• SET TASK: Present every line of the material below as a JSON array of strings, one string per line, with blank lines omitted. Leave out the pictures.

(Layout element entries)
— Begin —

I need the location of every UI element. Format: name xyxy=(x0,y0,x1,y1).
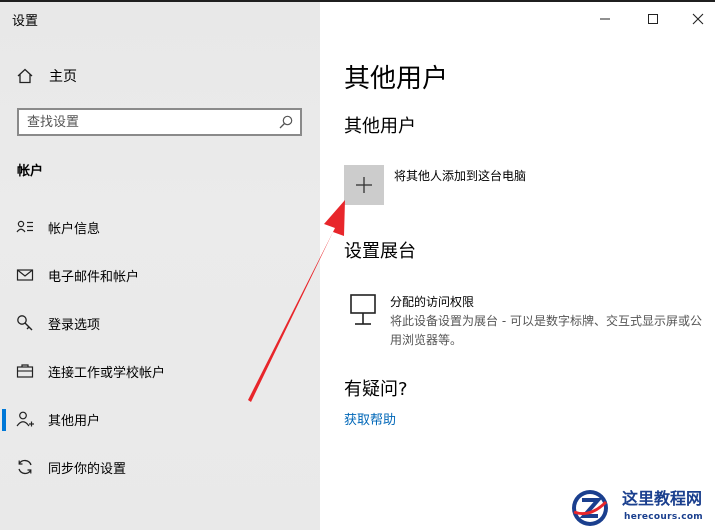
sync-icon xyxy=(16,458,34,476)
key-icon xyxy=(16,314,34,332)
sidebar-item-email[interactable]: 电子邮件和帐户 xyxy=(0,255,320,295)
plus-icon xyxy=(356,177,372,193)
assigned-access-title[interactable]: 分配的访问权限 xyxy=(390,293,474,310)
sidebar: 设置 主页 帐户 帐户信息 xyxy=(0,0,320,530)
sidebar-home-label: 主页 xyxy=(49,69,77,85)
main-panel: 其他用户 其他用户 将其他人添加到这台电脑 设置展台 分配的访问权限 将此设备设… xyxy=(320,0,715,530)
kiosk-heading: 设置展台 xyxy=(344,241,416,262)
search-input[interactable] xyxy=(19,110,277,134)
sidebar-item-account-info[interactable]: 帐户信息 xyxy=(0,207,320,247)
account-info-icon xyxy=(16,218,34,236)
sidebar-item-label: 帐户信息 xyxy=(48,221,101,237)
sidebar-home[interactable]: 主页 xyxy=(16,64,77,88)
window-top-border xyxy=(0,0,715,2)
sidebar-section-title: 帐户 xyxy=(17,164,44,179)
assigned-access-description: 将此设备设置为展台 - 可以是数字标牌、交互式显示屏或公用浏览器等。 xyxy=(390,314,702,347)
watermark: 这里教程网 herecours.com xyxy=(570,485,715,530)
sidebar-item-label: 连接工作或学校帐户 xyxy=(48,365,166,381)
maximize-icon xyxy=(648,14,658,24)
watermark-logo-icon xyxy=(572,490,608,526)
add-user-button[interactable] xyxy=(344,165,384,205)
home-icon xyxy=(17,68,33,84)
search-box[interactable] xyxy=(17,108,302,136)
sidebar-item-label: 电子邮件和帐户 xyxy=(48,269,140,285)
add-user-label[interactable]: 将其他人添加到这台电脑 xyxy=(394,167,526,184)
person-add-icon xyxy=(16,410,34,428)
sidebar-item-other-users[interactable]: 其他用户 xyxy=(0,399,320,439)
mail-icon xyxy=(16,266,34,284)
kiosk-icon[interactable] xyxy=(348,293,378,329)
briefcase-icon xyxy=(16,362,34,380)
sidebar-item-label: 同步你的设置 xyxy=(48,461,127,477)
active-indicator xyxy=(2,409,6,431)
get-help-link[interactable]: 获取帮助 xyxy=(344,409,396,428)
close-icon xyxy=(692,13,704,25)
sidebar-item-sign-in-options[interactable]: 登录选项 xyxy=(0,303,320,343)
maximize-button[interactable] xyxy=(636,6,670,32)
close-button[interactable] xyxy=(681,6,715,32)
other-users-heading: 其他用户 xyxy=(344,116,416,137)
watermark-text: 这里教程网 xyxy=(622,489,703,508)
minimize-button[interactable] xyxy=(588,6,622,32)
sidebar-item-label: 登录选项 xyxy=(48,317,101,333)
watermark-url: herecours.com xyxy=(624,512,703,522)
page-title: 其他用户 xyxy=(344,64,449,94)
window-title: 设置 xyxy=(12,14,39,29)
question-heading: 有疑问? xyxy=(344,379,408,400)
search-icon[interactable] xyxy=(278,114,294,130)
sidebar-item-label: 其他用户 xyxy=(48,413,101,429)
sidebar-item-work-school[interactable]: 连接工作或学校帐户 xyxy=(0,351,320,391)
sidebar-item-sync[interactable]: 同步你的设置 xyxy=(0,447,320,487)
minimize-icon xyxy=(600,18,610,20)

— End —

• RESPONSE TO THE TASK:
[
  "I need the location of every UI element. Format: name xyxy=(x0,y0,x1,y1).",
  "sync-icon xyxy=(16,458,34,476)",
  "key-icon xyxy=(16,314,34,332)",
  "sidebar-item-email[interactable]: 电子邮件和帐户 xyxy=(0,255,320,295)",
  "plus-icon xyxy=(356,177,372,193)",
  "assigned-access-title[interactable]: 分配的访问权限 xyxy=(390,293,474,310)",
  "sidebar: 设置 主页 帐户 帐户信息 xyxy=(0,0,320,530)",
  "sidebar-home-label: 主页 xyxy=(49,69,77,85)",
  "main-panel: 其他用户 其他用户 将其他人添加到这台电脑 设置展台 分配的访问权限 将此设备设… xyxy=(320,0,715,530)",
  "kiosk-heading: 设置展台 xyxy=(344,241,416,262)",
  "search-input[interactable] xyxy=(19,110,277,134)",
  "sidebar-item-account-info[interactable]: 帐户信息 xyxy=(0,207,320,247)",
  "account-info-icon xyxy=(16,218,34,236)",
  "sidebar-item-label: 帐户信息 xyxy=(48,221,101,237)",
  "sidebar-home[interactable]: 主页 xyxy=(16,64,77,88)",
  "window-top-border xyxy=(0,0,715,2)",
  "sidebar-section-title: 帐户 xyxy=(17,164,44,179)",
  "assigned-access-description: 将此设备设置为展台 - 可以是数字标牌、交互式显示屏或公用浏览器等。 xyxy=(390,314,702,347)",
  "watermark: 这里教程网 herecours.com xyxy=(570,485,715,530)",
  "sidebar-item-label: 连接工作或学校帐户 xyxy=(48,365,166,381)",
  "maximize-icon xyxy=(648,14,658,24)",
  "watermark-logo-icon xyxy=(572,490,608,526)",
  "add-user-button[interactable] xyxy=(344,165,384,205)",
  "home-icon xyxy=(17,68,33,84)",
  "search-box[interactable] xyxy=(17,108,302,136)",
  "sidebar-item-label: 电子邮件和帐户 xyxy=(48,269,140,285)",
  "add-user-label[interactable]: 将其他人添加到这台电脑 xyxy=(394,167,526,184)",
  "person-add-icon xyxy=(16,410,34,428)",
  "sidebar-item-other-users[interactable]: 其他用户 xyxy=(0,399,320,439)",
  "mail-icon xyxy=(16,266,34,284)",
  "kiosk-icon[interactable] xyxy=(348,293,378,329)",
  "briefcase-icon xyxy=(16,362,34,380)",
  "sidebar-item-label: 同步你的设置 xyxy=(48,461,127,477)",
  "active-indicator xyxy=(2,409,6,431)",
  "get-help-link[interactable]: 获取帮助 xyxy=(344,409,396,428)",
  "close-icon xyxy=(692,13,704,25)",
  "sidebar-item-sign-in-options[interactable]: 登录选项 xyxy=(0,303,320,343)",
  "maximize-button[interactable] xyxy=(636,6,670,32)",
  "close-button[interactable] xyxy=(681,6,715,32)",
  "other-users-heading: 其他用户 xyxy=(344,116,416,137)",
  "watermark-text: 这里教程网 xyxy=(622,489,703,508)",
  "minimize-button[interactable] xyxy=(588,6,622,32)",
  "sidebar-item-label: 登录选项 xyxy=(48,317,101,333)",
  "watermark-url: herecours.com xyxy=(624,512,703,522)",
  "page-title: 其他用户 xyxy=(344,64,449,94)",
  "window-title: 设置 xyxy=(12,14,39,29)",
  "question-heading: 有疑问? xyxy=(344,379,408,400)",
  "search-icon[interactable] xyxy=(278,114,294,130)",
  "sidebar-item-label: 其他用户 xyxy=(48,413,101,429)",
  "sidebar-item-work-school[interactable]: 连接工作或学校帐户 xyxy=(0,351,320,391)",
  "sidebar-item-sync[interactable]: 同步你的设置 xyxy=(0,447,320,487)",
  "minimize-icon xyxy=(600,18,610,20)"
]